What the task requires: Search the data below for the word "شیار" and copy each line that holds it.

Given records:

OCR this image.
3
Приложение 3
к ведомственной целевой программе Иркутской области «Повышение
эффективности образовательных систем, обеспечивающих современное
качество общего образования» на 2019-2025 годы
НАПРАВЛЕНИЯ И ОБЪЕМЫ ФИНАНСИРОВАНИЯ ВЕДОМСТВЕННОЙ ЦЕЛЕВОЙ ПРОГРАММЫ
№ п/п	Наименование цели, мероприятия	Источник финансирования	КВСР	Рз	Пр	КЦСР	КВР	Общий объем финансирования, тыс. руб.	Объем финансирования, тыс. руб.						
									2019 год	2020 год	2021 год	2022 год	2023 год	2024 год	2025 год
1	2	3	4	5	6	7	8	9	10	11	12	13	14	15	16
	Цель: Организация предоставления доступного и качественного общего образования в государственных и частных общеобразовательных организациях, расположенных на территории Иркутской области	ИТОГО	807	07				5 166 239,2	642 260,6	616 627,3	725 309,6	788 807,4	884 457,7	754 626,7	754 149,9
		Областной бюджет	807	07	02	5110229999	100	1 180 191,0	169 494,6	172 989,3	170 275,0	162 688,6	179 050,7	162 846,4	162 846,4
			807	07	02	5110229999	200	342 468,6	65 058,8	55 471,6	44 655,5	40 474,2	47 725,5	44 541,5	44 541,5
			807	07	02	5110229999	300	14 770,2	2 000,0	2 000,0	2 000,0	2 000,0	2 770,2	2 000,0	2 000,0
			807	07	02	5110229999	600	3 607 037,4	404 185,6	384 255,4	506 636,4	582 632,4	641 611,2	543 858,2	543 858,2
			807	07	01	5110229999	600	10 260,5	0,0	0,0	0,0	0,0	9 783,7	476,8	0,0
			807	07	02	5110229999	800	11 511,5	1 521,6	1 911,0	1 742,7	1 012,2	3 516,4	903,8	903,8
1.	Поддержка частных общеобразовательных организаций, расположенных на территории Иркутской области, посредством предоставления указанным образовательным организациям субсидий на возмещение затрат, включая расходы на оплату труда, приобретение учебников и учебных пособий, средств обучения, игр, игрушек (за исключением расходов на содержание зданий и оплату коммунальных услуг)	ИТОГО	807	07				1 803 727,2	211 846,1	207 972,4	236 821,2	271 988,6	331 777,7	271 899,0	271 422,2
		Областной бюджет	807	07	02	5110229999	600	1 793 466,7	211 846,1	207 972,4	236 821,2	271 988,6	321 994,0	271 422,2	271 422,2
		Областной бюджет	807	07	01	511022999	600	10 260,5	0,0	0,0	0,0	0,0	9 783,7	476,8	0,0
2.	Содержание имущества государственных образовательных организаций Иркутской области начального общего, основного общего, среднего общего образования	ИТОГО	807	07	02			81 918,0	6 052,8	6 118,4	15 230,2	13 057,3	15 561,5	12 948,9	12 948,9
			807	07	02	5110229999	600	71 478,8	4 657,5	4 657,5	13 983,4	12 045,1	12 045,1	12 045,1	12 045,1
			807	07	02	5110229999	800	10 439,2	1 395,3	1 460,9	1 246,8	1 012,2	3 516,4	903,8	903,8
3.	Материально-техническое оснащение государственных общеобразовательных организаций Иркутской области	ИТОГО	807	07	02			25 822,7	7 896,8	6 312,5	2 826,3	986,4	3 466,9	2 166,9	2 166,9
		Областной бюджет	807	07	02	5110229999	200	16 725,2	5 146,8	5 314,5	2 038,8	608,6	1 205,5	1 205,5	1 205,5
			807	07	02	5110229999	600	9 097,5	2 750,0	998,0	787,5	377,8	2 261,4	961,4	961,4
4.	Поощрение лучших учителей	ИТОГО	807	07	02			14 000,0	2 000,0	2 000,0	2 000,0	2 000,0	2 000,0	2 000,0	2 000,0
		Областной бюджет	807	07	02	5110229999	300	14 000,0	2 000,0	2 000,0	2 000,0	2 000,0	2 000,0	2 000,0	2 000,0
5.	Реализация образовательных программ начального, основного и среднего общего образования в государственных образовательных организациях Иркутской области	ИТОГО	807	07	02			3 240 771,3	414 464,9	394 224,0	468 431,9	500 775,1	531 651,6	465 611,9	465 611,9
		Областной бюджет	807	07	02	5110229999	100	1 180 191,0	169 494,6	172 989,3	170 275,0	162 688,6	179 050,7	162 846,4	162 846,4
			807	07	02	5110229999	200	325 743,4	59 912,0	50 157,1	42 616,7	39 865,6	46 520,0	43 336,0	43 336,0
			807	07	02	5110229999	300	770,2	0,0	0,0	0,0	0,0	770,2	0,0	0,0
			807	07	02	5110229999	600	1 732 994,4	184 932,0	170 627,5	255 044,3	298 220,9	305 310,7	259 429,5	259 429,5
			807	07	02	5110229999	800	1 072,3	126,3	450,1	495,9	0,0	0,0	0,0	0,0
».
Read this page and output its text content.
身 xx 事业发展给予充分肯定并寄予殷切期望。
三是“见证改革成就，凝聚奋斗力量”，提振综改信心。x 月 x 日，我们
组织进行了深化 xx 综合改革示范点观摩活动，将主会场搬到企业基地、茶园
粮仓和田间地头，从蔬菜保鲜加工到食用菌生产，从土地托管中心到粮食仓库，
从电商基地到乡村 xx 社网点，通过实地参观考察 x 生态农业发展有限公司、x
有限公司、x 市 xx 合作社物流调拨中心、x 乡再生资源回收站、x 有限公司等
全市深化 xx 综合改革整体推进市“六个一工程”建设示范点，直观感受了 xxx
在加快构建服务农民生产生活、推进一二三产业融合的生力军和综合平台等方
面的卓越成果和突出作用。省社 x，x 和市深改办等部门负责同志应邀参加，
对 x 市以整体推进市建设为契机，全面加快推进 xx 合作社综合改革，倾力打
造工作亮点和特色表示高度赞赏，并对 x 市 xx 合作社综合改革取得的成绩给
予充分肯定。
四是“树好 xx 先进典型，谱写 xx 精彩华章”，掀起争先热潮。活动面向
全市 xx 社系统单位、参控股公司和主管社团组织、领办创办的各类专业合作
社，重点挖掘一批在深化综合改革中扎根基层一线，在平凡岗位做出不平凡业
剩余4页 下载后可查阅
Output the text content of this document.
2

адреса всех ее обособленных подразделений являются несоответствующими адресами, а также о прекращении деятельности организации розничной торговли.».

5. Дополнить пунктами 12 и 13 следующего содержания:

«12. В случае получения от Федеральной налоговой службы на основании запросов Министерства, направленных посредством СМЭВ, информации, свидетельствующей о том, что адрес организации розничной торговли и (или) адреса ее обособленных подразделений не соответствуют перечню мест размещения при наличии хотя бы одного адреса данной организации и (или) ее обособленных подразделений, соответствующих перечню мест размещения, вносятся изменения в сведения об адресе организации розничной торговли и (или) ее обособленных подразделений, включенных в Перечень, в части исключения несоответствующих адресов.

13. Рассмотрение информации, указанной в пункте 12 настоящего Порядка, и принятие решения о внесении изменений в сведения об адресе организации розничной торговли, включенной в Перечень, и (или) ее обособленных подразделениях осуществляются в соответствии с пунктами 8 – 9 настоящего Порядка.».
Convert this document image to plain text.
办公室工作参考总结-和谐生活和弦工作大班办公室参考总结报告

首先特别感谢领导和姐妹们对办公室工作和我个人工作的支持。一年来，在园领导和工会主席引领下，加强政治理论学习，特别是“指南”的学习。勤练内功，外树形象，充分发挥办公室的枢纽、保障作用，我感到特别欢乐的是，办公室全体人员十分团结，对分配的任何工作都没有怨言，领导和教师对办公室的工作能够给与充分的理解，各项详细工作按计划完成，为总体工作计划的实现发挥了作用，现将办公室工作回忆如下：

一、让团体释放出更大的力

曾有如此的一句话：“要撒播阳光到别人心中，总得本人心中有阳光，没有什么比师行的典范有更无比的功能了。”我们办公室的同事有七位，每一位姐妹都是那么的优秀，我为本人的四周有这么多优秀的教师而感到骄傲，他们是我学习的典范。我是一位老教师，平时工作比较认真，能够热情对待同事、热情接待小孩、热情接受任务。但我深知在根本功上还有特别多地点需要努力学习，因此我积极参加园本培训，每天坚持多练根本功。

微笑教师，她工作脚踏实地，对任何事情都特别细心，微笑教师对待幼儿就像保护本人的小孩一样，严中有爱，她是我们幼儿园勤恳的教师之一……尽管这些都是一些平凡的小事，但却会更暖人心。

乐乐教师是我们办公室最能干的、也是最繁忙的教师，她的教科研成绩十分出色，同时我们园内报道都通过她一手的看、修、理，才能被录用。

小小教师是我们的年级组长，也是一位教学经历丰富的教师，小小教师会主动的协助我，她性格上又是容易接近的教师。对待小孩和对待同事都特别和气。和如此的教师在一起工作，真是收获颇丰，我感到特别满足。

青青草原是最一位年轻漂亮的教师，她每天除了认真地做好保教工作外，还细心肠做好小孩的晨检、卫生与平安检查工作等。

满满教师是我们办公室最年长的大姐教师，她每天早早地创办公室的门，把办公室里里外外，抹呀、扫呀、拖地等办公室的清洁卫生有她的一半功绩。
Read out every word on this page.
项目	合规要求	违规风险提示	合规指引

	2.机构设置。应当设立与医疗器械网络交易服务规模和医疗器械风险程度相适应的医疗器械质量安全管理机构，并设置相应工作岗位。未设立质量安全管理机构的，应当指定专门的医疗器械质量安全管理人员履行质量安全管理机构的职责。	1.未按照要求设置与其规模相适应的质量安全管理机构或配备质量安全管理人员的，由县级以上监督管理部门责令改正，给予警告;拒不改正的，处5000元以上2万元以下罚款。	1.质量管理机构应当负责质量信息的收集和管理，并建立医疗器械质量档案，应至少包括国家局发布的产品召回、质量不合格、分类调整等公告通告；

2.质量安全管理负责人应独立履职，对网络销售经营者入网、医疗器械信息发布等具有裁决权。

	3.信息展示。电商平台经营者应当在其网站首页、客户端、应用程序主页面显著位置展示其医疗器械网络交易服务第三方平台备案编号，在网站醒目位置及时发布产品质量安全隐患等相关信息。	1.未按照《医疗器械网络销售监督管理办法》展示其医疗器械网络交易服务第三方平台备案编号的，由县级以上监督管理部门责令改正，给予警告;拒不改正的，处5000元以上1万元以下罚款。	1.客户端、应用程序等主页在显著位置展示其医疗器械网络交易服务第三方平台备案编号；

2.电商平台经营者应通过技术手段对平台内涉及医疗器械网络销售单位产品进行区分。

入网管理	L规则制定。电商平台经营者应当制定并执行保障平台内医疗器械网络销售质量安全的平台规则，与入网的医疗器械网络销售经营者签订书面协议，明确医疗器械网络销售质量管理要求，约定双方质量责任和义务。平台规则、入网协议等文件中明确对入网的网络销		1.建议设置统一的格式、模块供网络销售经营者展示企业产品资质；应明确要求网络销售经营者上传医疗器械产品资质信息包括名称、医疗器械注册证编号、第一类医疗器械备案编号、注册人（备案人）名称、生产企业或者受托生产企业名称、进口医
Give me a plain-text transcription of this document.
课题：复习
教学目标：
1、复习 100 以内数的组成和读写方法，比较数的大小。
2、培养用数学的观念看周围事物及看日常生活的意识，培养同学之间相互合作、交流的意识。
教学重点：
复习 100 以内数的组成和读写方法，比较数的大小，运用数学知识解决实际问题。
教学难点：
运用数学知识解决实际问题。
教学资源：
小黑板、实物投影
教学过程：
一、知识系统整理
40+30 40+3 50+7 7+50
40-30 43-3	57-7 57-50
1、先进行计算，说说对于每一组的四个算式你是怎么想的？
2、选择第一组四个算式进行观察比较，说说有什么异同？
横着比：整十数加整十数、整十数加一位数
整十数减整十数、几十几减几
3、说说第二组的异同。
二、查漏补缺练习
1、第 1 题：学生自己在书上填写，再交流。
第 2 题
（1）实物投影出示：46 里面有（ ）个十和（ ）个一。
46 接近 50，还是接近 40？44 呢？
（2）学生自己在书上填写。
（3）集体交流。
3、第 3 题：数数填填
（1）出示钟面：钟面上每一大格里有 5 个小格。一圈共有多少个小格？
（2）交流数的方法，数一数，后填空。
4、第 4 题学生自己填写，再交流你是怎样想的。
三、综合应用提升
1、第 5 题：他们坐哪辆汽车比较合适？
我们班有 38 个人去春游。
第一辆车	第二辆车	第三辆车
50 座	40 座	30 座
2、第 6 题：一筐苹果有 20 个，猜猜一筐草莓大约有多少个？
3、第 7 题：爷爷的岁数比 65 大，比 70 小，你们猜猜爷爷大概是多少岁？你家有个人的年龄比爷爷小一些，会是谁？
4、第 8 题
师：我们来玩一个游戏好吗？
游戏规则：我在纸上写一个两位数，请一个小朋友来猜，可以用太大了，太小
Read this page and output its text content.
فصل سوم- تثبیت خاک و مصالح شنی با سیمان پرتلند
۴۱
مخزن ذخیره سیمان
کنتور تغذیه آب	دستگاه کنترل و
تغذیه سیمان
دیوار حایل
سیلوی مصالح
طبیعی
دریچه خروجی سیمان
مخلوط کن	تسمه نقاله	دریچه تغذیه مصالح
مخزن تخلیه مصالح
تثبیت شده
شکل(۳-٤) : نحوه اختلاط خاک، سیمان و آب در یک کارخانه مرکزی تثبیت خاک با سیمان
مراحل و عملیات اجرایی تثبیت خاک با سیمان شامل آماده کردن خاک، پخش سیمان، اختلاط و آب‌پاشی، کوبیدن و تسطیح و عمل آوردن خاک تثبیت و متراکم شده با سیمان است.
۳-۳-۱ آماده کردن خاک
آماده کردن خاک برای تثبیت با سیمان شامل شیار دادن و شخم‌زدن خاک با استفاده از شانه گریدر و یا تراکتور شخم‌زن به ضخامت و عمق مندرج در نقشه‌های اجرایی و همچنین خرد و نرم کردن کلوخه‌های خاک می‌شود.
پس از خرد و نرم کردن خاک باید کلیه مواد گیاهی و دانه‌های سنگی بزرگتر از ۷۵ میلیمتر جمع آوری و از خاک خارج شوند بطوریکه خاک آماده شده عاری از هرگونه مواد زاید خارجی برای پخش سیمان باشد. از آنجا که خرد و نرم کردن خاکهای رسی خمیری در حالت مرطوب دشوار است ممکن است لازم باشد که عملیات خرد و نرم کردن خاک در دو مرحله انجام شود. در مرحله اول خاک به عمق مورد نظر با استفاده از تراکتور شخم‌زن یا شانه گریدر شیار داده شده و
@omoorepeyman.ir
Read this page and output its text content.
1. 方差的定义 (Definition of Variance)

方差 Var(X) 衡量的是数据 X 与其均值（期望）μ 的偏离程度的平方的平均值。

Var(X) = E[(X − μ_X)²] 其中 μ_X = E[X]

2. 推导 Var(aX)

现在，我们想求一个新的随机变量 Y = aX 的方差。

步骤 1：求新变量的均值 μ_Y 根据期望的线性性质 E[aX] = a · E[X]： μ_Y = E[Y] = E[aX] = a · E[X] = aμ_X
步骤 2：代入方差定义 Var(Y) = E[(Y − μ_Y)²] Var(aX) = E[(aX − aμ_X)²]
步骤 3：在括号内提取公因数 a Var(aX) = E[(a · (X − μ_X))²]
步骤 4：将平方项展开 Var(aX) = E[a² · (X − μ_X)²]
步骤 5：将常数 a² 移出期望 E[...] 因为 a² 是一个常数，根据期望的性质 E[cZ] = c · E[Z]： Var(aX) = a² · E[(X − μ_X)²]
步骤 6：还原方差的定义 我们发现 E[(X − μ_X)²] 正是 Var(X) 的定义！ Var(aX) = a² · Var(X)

Task response:
آماده کردن خاک برای تثبیت با سیمان شامل شیار دادن و شخم‌زدن خاک با استفاده از شانه گریدر و یا تراکتور شخم‌زن به ضخامت و عمق مندرج در نقشه‌های اجرایی و همچنین خرد و نرم کردن کلوخه‌های خاک می‌شود.
پس از خرد و نرم کردن خاک باید کلیه مواد گیاهی و دانه‌های سنگی بزرگتر از ۷۵ میلیمتر جمع آوری و از خاک خارج شوند بطوریکه خاک آماده شده عاری از هرگونه مواد زاید خارجی برای پخش سیمان باشد. از آنجا که خرد و نرم کردن خاکهای رسی خمیری در حالت مرطوب دشوار است ممکن است لازم باشد که عملیات خرد و نرم کردن خاک در دو مرحله انجام شود. در مرحله اول خاک به عمق مورد نظر با استفاده از تراکتور شخم‌زن یا شانه گریدر شیار داده شده و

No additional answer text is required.